TASK DESCRIPTION →
Identify the lines bearing the string "freestanding" and gather them.

··· PROVIDED MATERIAL ···

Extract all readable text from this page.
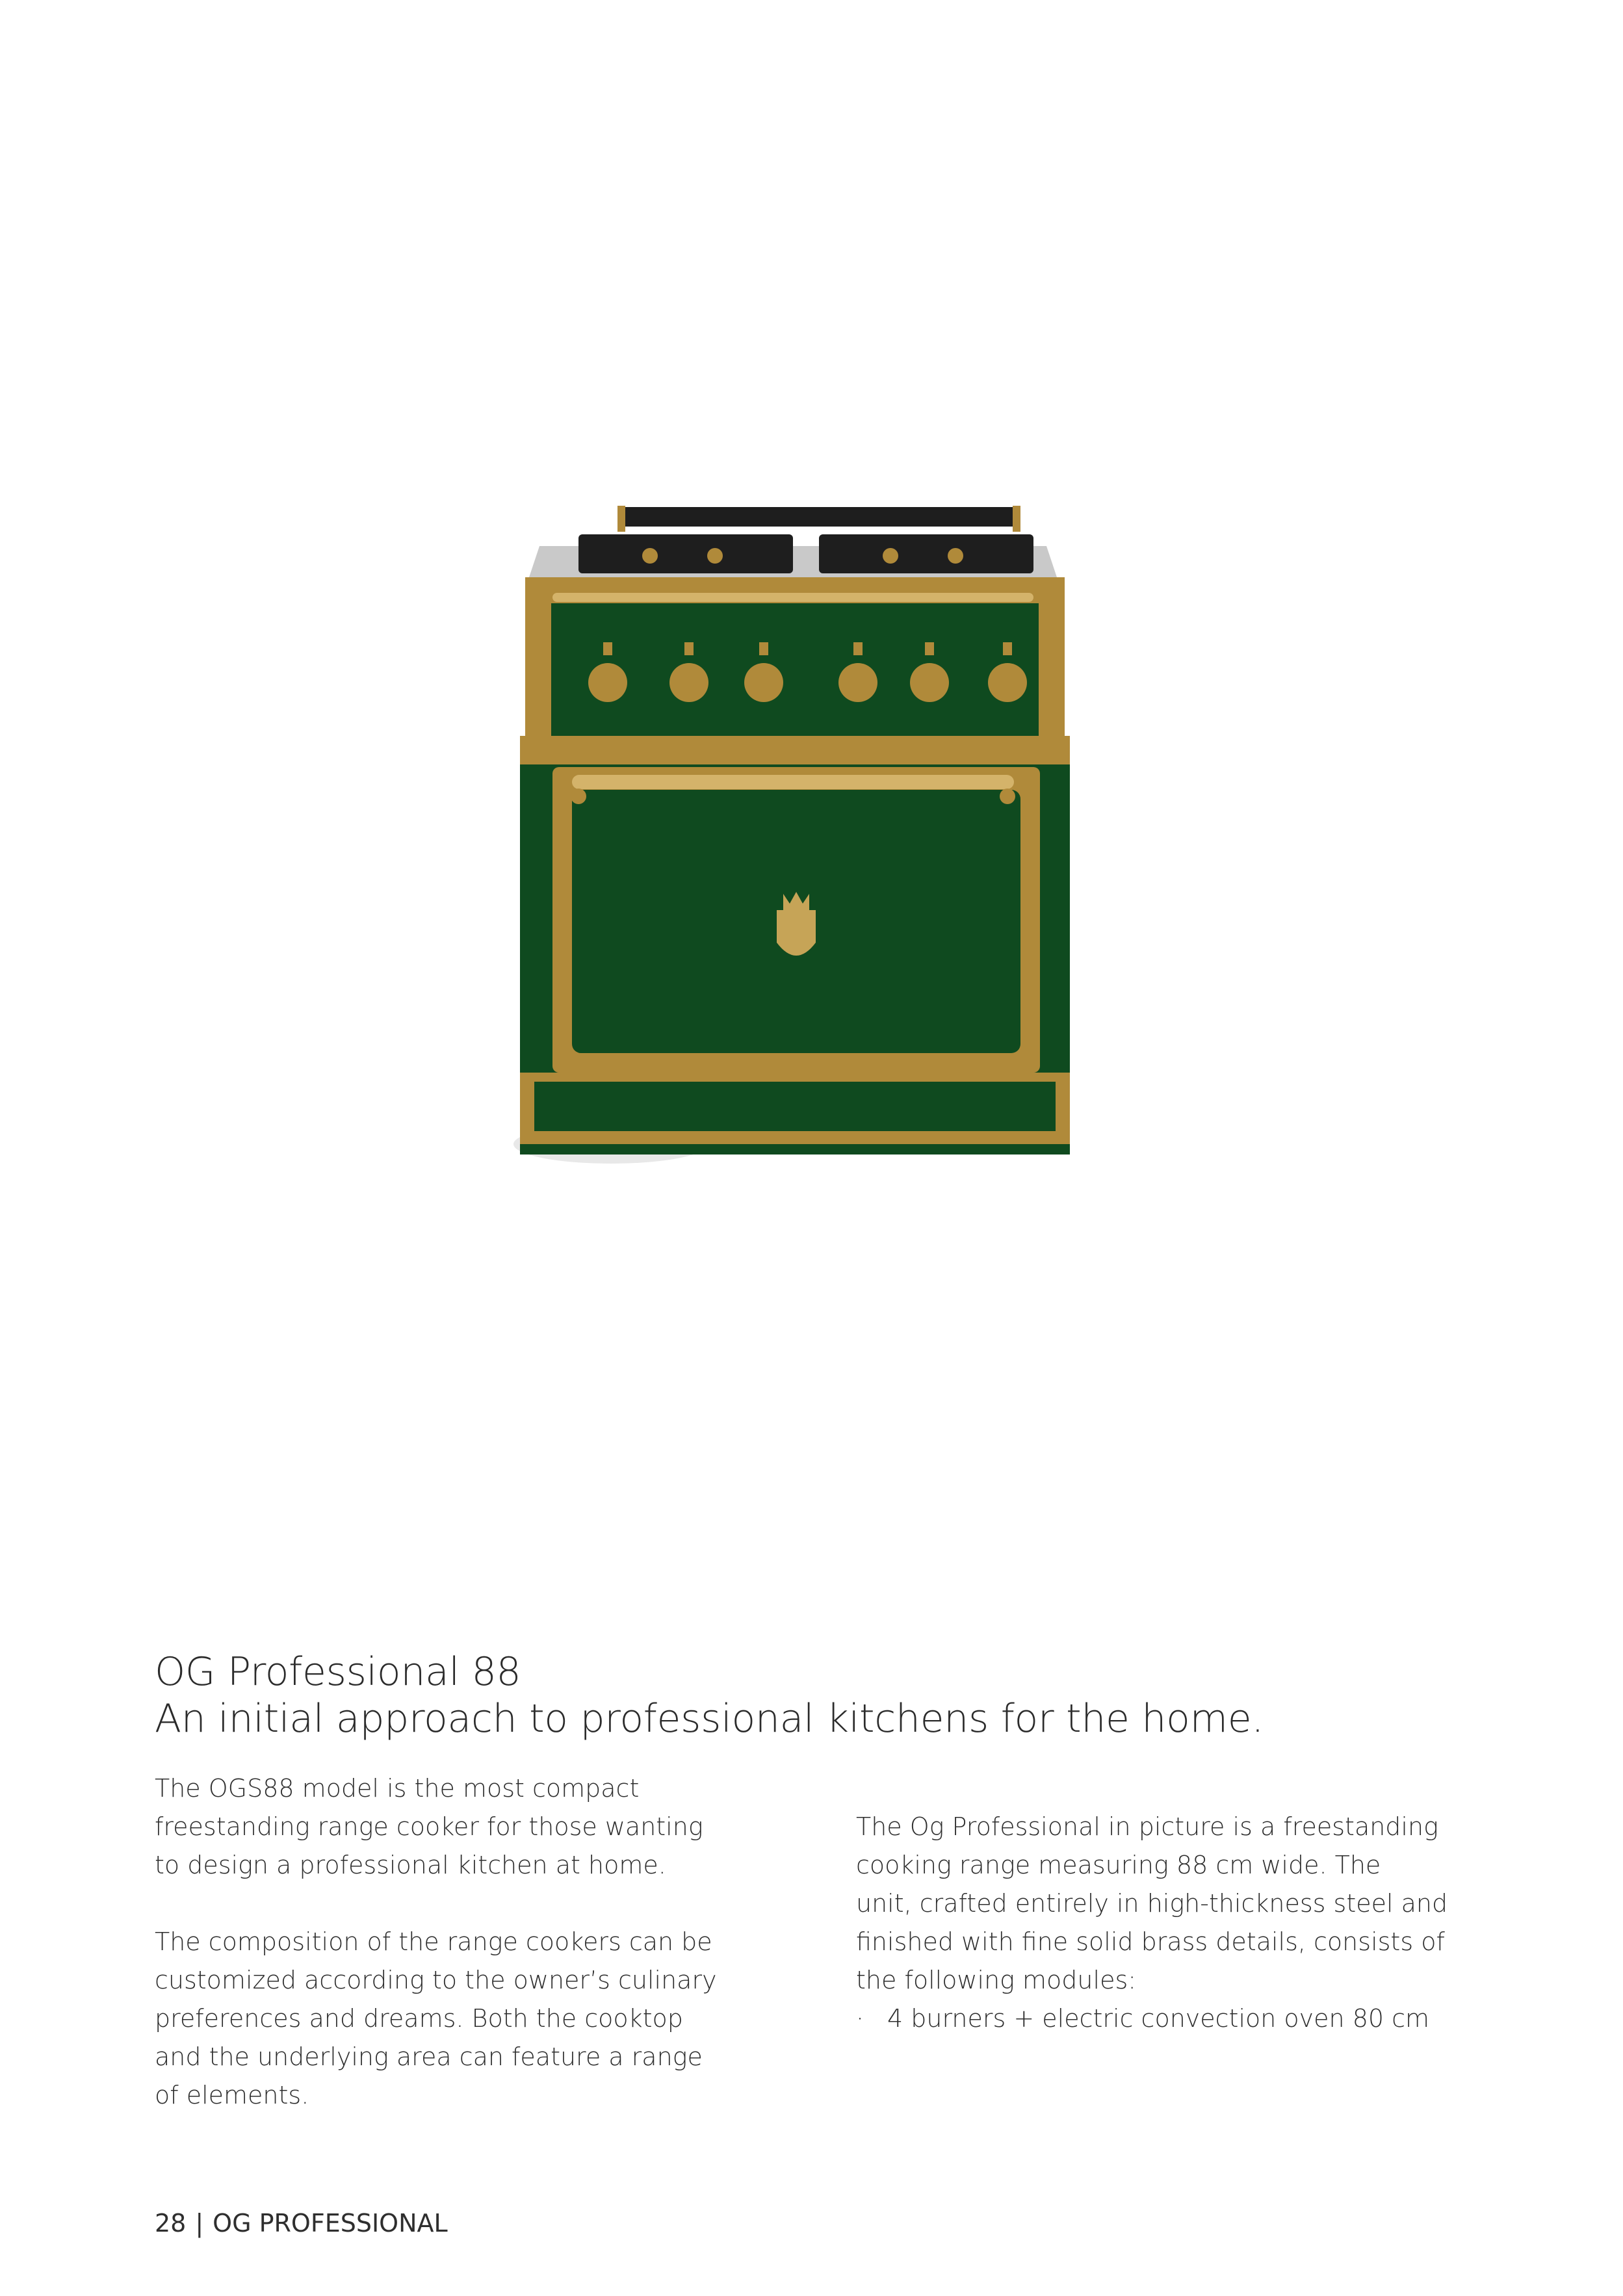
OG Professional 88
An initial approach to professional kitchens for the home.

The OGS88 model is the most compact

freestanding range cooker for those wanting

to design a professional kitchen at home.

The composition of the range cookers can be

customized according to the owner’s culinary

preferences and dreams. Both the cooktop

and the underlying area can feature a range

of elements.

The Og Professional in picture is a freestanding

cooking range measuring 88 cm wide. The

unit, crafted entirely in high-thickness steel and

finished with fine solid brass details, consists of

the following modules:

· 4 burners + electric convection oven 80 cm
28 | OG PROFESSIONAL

···

REPLY →
freestanding range cooker for those wanting
The Og Professional in picture is a freestanding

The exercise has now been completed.